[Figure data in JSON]
◆ ◆ ◆

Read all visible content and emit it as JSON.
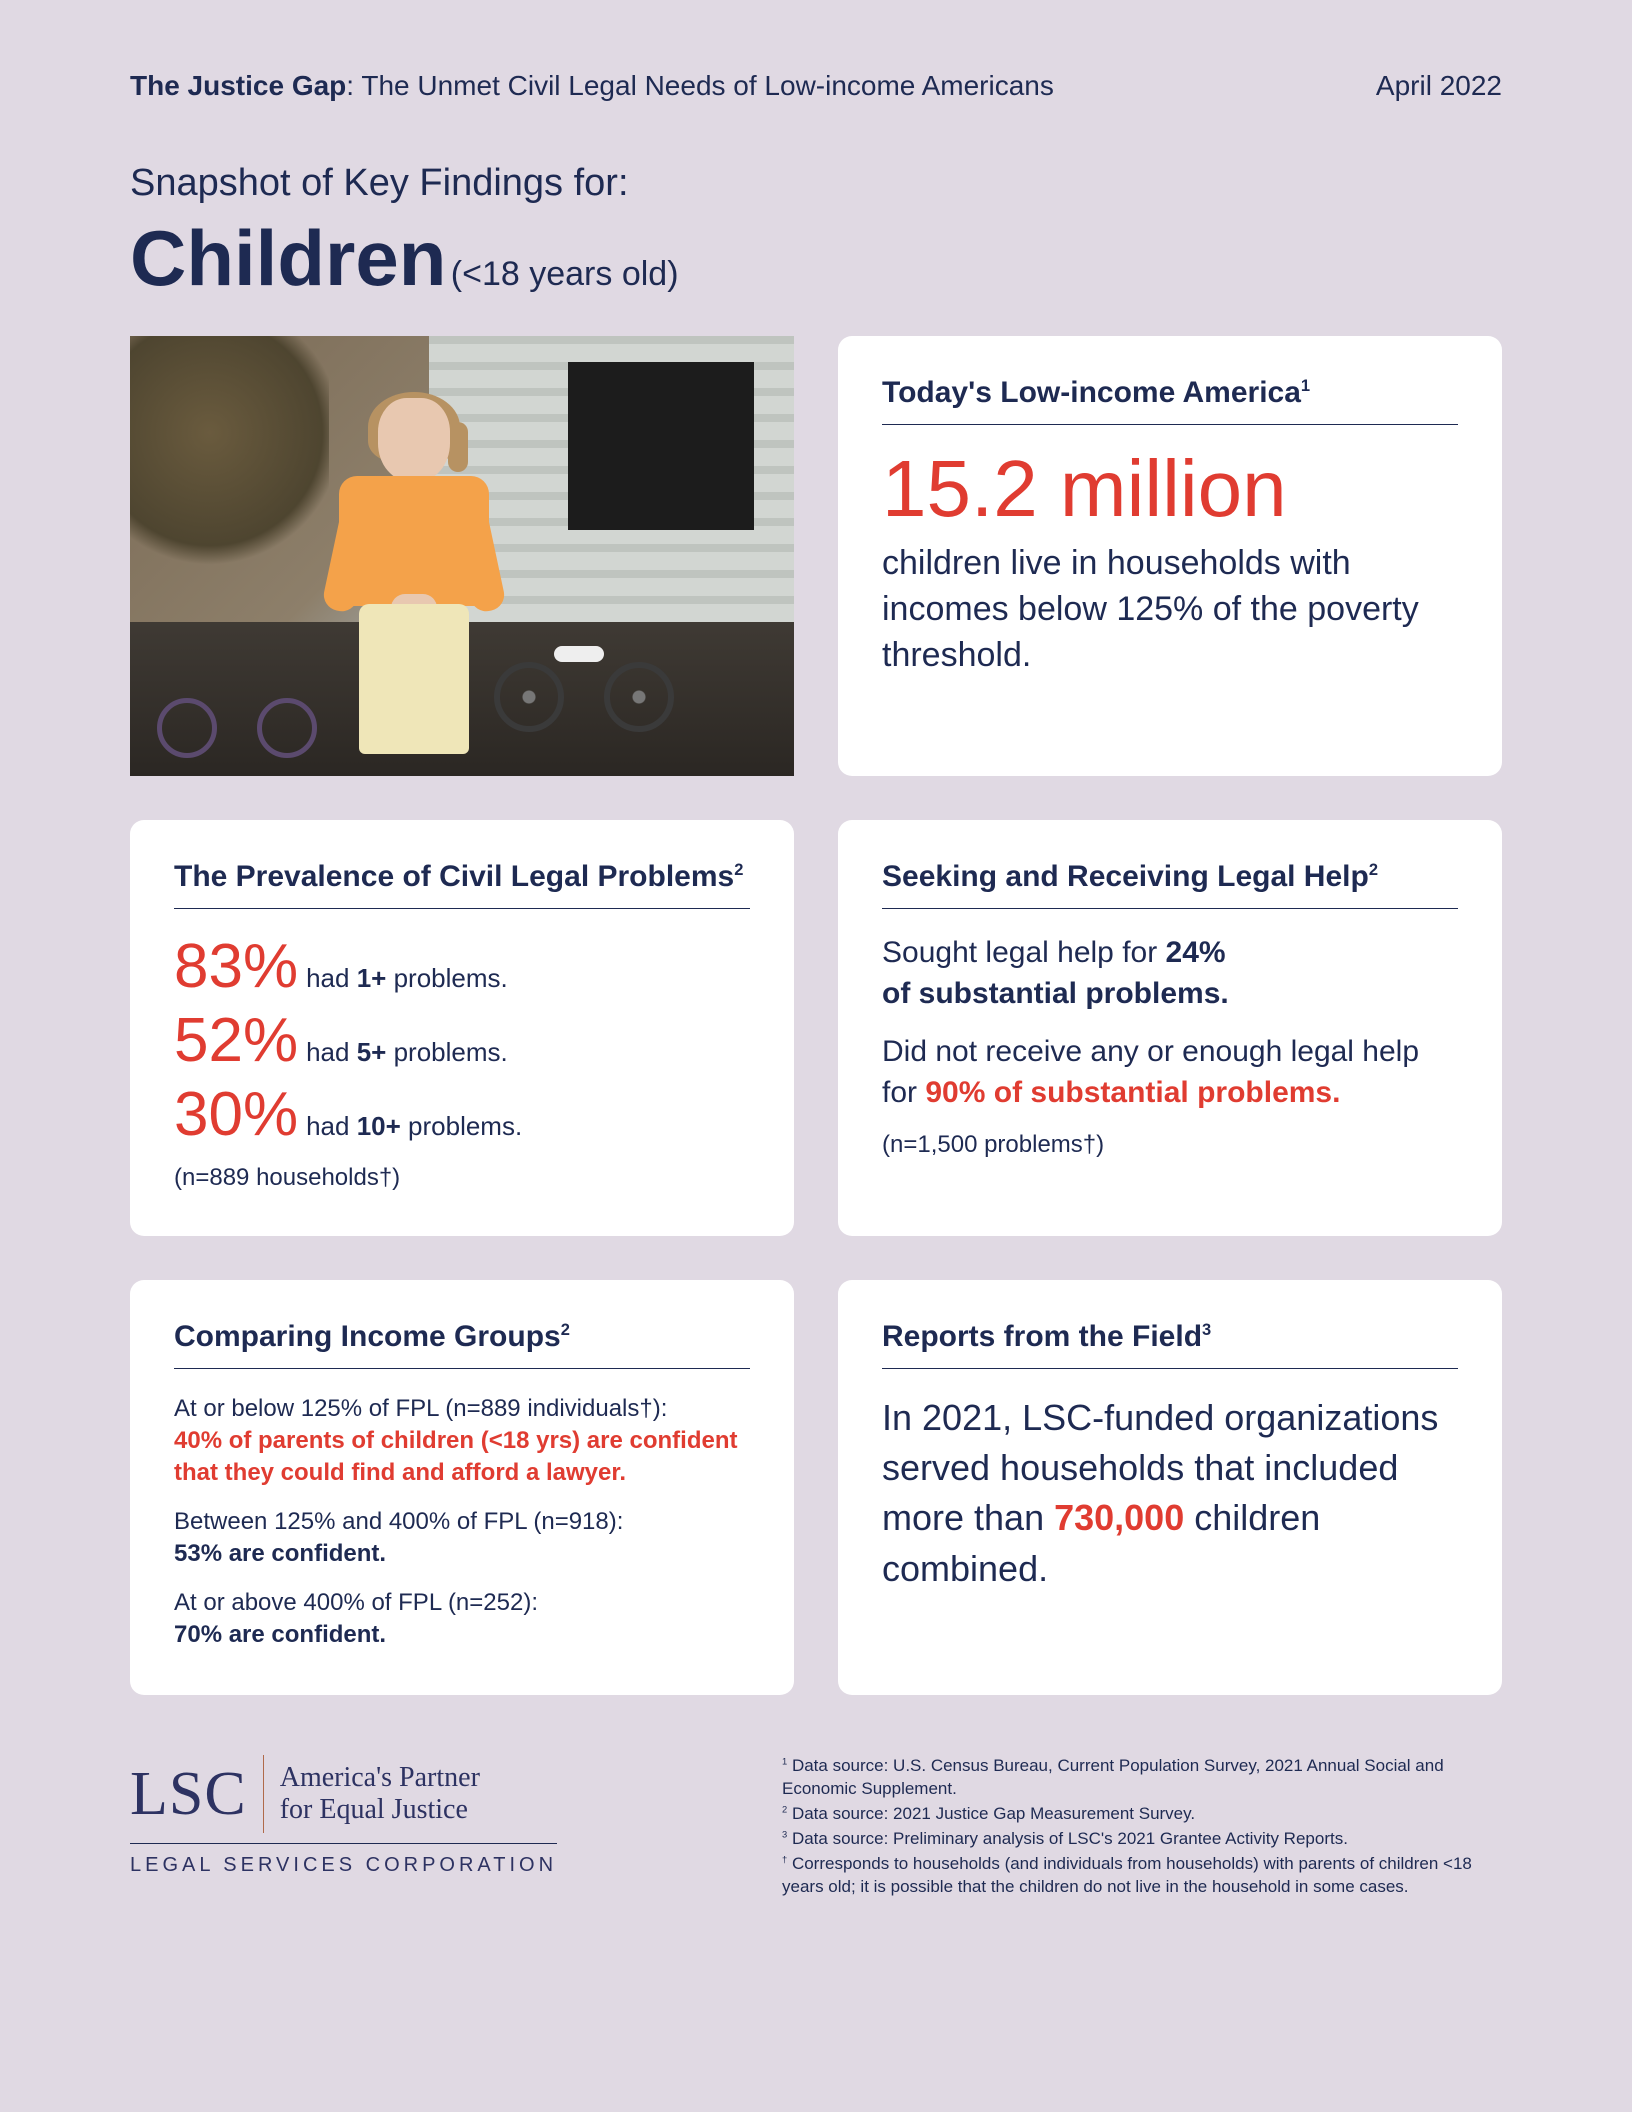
{
  "colors": {
    "bg": "#e0d9e3",
    "card_bg": "#ffffff",
    "navy": "#1e2a52",
    "red": "#e03c31",
    "logo_navy": "#2d3262",
    "logo_rule": "#b06a4a"
  },
  "header": {
    "title_bold": "The Justice Gap",
    "title_rest": ": The Unmet Civil Legal Needs of Low-income Americans",
    "date": "April 2022"
  },
  "snapshot": {
    "intro": "Snapshot of Key Findings for:",
    "main": "Children",
    "sub": "(<18 years old)"
  },
  "card_lowincome": {
    "title": "Today's Low-income America",
    "sup": "1",
    "stat": "15.2 million",
    "desc": "children live in households with incomes below 125% of the poverty threshold."
  },
  "card_prevalence": {
    "title": "The Prevalence of Civil Legal Problems",
    "sup": "2",
    "rows": [
      {
        "pct": "83%",
        "pre": "had ",
        "b": "1+",
        "post": " problems."
      },
      {
        "pct": "52%",
        "pre": "had ",
        "b": "5+",
        "post": " problems."
      },
      {
        "pct": "30%",
        "pre": "had ",
        "b": "10+",
        "post": " problems."
      }
    ],
    "sample": "(n=889 households†)"
  },
  "card_help": {
    "title": "Seeking and Receiving Legal Help",
    "sup": "2",
    "line1_a": "Sought legal help for ",
    "line1_b": "24%",
    "line1_c": " of substantial problems.",
    "line2_a": "Did not receive any or enough legal help for ",
    "line2_red": "90% of substantial problems.",
    "sample": "(n=1,500 problems†)"
  },
  "card_compare": {
    "title": "Comparing Income Groups",
    "sup": "2",
    "g1_intro": "At or below 125% of FPL (n=889 individuals†):",
    "g1_red": "40% of parents of children (<18 yrs) are confident that they could find and afford a lawyer.",
    "g2_intro": "Between 125% and 400% of FPL (n=918):",
    "g2_b": "53% are confident.",
    "g3_intro": "At or above 400% of FPL  (n=252):",
    "g3_b": "70% are confident."
  },
  "card_field": {
    "title": "Reports from the Field",
    "sup": "3",
    "t1": "In 2021, LSC-funded organizations served households that included more than ",
    "red": "730,000",
    "t2": " children combined."
  },
  "logo": {
    "lsc": "LSC",
    "tag1": "America's Partner",
    "tag2": "for Equal Justice",
    "sub": "LEGAL SERVICES CORPORATION"
  },
  "footnotes": {
    "f1": "Data source: U.S. Census Bureau, Current Population Survey, 2021 Annual Social and Economic Supplement.",
    "f2": "Data source: 2021 Justice Gap Measurement Survey.",
    "f3": "Data source: Preliminary analysis of LSC's 2021 Grantee Activity Reports.",
    "ft": "Corresponds to households (and individuals from households) with parents of children <18 years old; it is possible that the children do not live in the household in some cases."
  }
}
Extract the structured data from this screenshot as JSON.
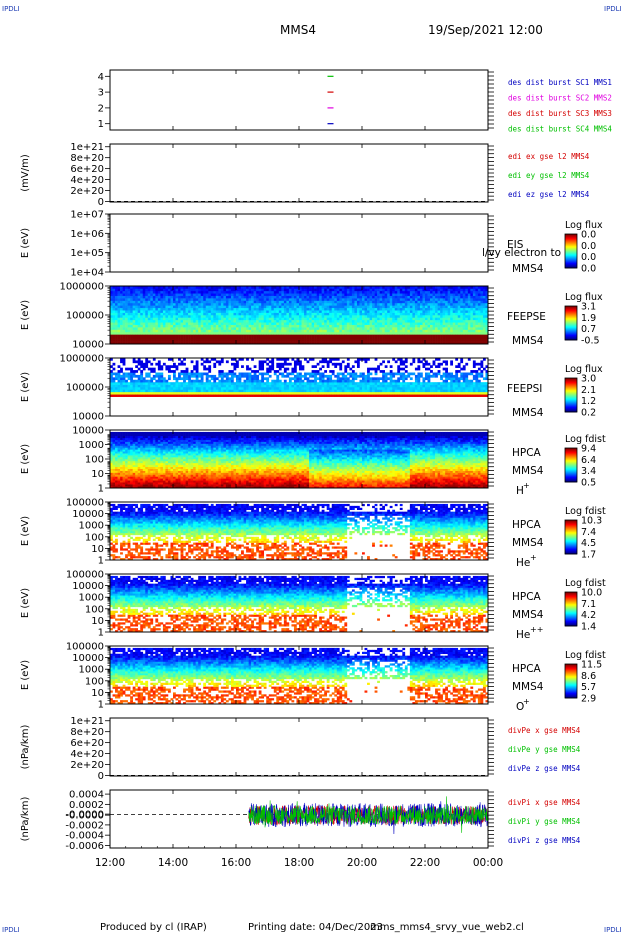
{
  "header": {
    "corner_tl": "IPDLI",
    "corner_tr": "IPDLI",
    "corner_bl": "IPDLI",
    "corner_br": "IPDLI",
    "spacecraft": "MMS4",
    "datetime": "19/Sep/2021 12:00"
  },
  "footer": {
    "produced_by": "Produced by cl (IRAP)",
    "printing_date": "Printing date: 04/Dec/2023",
    "script_name": "mms_mms4_srvy_vue_web2.cl"
  },
  "time_axis": {
    "ticks": [
      "12:00",
      "14:00",
      "16:00",
      "18:00",
      "20:00",
      "22:00",
      "00:00"
    ],
    "start_hour": 12,
    "end_hour": 24
  },
  "colors": {
    "red": "#d40000",
    "magenta": "#e000e0",
    "green": "#00c000",
    "blue": "#0000c0"
  },
  "chart_data": [
    {
      "id": "burst",
      "type": "scatter",
      "yticks": [
        "4",
        "3",
        "2",
        "1"
      ],
      "yvalues": [
        4,
        3,
        2,
        1
      ],
      "ylim": [
        0.6,
        4.4
      ],
      "series": [
        {
          "name": "des dist burst SC1 MMS1",
          "color": "#0000c0",
          "x": [
            19.0
          ],
          "y": [
            1
          ]
        },
        {
          "name": "des dist burst SC2 MMS2",
          "color": "#e000e0",
          "x": [
            19.0
          ],
          "y": [
            2
          ]
        },
        {
          "name": "des dist burst SC3 MMS3",
          "color": "#d40000",
          "x": [
            19.0
          ],
          "y": [
            3
          ]
        },
        {
          "name": "des dist burst SC4 MMS4",
          "color": "#00c000",
          "x": [
            19.0
          ],
          "y": [
            4
          ]
        }
      ]
    },
    {
      "id": "edi",
      "type": "line",
      "ylabel": "(mV/m)",
      "yticks": [
        "1e+21",
        "8e+20",
        "6e+20",
        "4e+20",
        "2e+20",
        "0"
      ],
      "yvalues": [
        1e+21,
        8e+20,
        6e+20,
        4e+20,
        2e+20,
        0
      ],
      "ylim": [
        -1e+19,
        1.05e+21
      ],
      "zero_line": true,
      "series": [
        {
          "name": "edi ex gse l2 MMS4",
          "color": "#d40000"
        },
        {
          "name": "edi ey gse l2 MMS4",
          "color": "#00c000"
        },
        {
          "name": "edi ez gse l2 MMS4",
          "color": "#0000c0"
        }
      ]
    },
    {
      "id": "eis",
      "type": "heatmap",
      "ylabel": "E (eV)",
      "yticks": [
        "1e+07",
        "1e+06",
        "1e+05",
        "1e+04"
      ],
      "ylog": [
        4,
        7
      ],
      "instrument": "EIS",
      "spacecraft": "MMS4",
      "overlay_text": "l/vy electron to",
      "colorbar_title": "Log flux",
      "colorbar_ticks": [
        "0.0",
        "0.0",
        "0.0",
        "0.0"
      ],
      "data": "empty"
    },
    {
      "id": "feepse",
      "type": "heatmap",
      "ylabel": "E (eV)",
      "yticks": [
        "1000000",
        "100000",
        "10000"
      ],
      "ylog": [
        4,
        6
      ],
      "instrument": "FEEPSE",
      "spacecraft": "MMS4",
      "colorbar_title": "Log flux",
      "colorbar_ticks": [
        "3.1",
        "1.9",
        "0.7",
        "-0.5"
      ],
      "data_start_hour": 12.0,
      "data_end_hour": 24.0,
      "pattern": "feeps_e"
    },
    {
      "id": "feepsi",
      "type": "heatmap",
      "ylabel": "E (eV)",
      "yticks": [
        "1000000",
        "100000",
        "10000"
      ],
      "ylog": [
        4,
        6
      ],
      "instrument": "FEEPSI",
      "spacecraft": "MMS4",
      "colorbar_title": "Log flux",
      "colorbar_ticks": [
        "3.0",
        "2.1",
        "1.2",
        "0.2"
      ],
      "data_start_hour": 12.0,
      "data_end_hour": 24.0,
      "pattern": "feeps_i"
    },
    {
      "id": "hpca_h",
      "type": "heatmap",
      "ylabel": "E (eV)",
      "yticks": [
        "10000",
        "1000",
        "100",
        "10",
        "1"
      ],
      "ylog": [
        0,
        4.3
      ],
      "instrument": "HPCA",
      "spacecraft": "MMS4",
      "species": "H",
      "species_sup": "+",
      "colorbar_title": "Log fdist",
      "colorbar_ticks": [
        "9.4",
        "6.4",
        "3.4",
        "0.5"
      ],
      "data_start_hour": 12.0,
      "data_end_hour": 24.0,
      "pattern": "hpca_h"
    },
    {
      "id": "hpca_he",
      "type": "heatmap",
      "ylabel": "E (eV)",
      "yticks": [
        "100000",
        "10000",
        "1000",
        "100",
        "10",
        "1"
      ],
      "ylog": [
        0,
        5
      ],
      "instrument": "HPCA",
      "spacecraft": "MMS4",
      "species": "He",
      "species_sup": "+",
      "colorbar_title": "Log fdist",
      "colorbar_ticks": [
        "10.3",
        "7.4",
        "4.5",
        "1.7"
      ],
      "data_start_hour": 12.0,
      "data_end_hour": 24.0,
      "pattern": "hpca_he"
    },
    {
      "id": "hpca_hepp",
      "type": "heatmap",
      "ylabel": "E (eV)",
      "yticks": [
        "100000",
        "10000",
        "1000",
        "100",
        "10",
        "1"
      ],
      "ylog": [
        0,
        5
      ],
      "instrument": "HPCA",
      "spacecraft": "MMS4",
      "species": "He",
      "species_sup": "++",
      "colorbar_title": "Log fdist",
      "colorbar_ticks": [
        "10.0",
        "7.1",
        "4.2",
        "1.4"
      ],
      "data_start_hour": 12.0,
      "data_end_hour": 24.0,
      "pattern": "hpca_hepp"
    },
    {
      "id": "hpca_o",
      "type": "heatmap",
      "ylabel": "E (eV)",
      "yticks": [
        "100000",
        "10000",
        "1000",
        "100",
        "10",
        "1"
      ],
      "ylog": [
        0,
        5
      ],
      "instrument": "HPCA",
      "spacecraft": "MMS4",
      "species": "O",
      "species_sup": "+",
      "colorbar_title": "Log fdist",
      "colorbar_ticks": [
        "11.5",
        "8.6",
        "5.7",
        "2.9"
      ],
      "data_start_hour": 12.0,
      "data_end_hour": 24.0,
      "pattern": "hpca_o"
    },
    {
      "id": "divpe",
      "type": "line",
      "ylabel": "(nPa/km)",
      "yticks": [
        "1e+21",
        "8e+20",
        "6e+20",
        "4e+20",
        "2e+20",
        "0"
      ],
      "yvalues": [
        1e+21,
        8e+20,
        6e+20,
        4e+20,
        2e+20,
        0
      ],
      "ylim": [
        -1e+19,
        1.05e+21
      ],
      "zero_line": true,
      "series": [
        {
          "name": "divPe x gse MMS4",
          "color": "#d40000"
        },
        {
          "name": "divPe y gse MMS4",
          "color": "#00c000"
        },
        {
          "name": "divPe z gse MMS4",
          "color": "#0000c0"
        }
      ]
    },
    {
      "id": "divpi",
      "type": "line",
      "ylabel": "(nPa/km)",
      "yticks": [
        "0.0004",
        "0.0002",
        "-0.0000",
        "-0.0000",
        "-0.0002",
        "-0.0004",
        "-0.0006"
      ],
      "yvalues": [
        0.0004,
        0.0002,
        1e-05,
        -1e-05,
        -0.0002,
        -0.0004,
        -0.0006
      ],
      "ylim": [
        -0.00065,
        0.00048
      ],
      "zero_line": true,
      "data_start_hour": 16.4,
      "series": [
        {
          "name": "divPi x gse MMS4",
          "color": "#d40000"
        },
        {
          "name": "divPi y gse MMS4",
          "color": "#00c000"
        },
        {
          "name": "divPi z gse MMS4",
          "color": "#0000c0"
        }
      ]
    }
  ]
}
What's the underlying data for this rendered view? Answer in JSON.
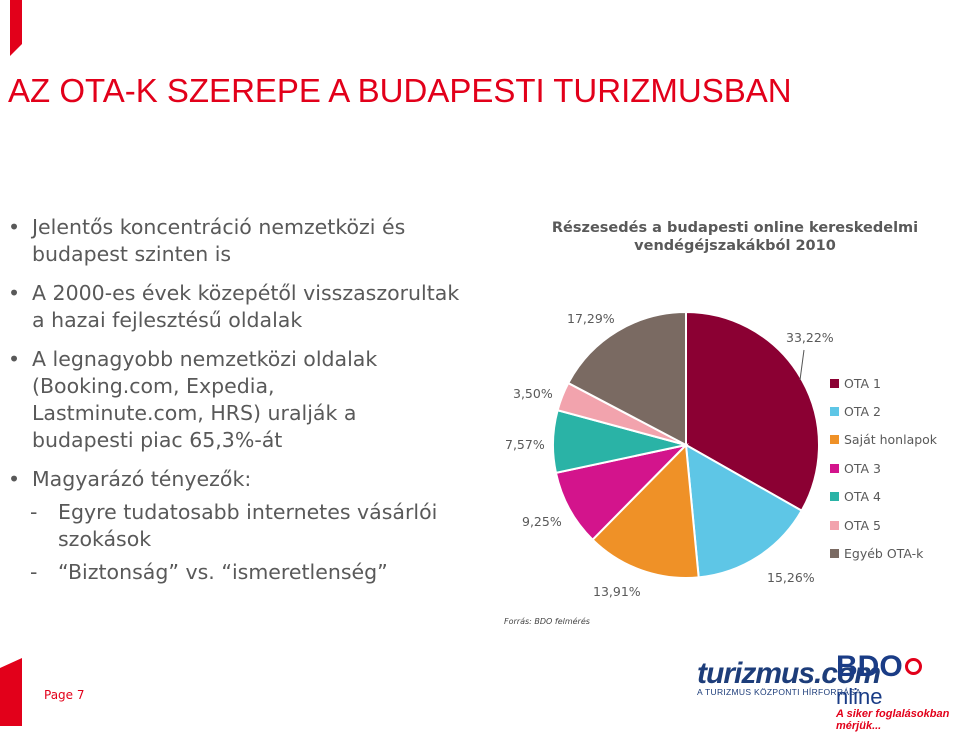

◆ ◆ ◆

• Directive
Go through the entries above and count the lines containing the word "this"; give only that count.

• Solution
2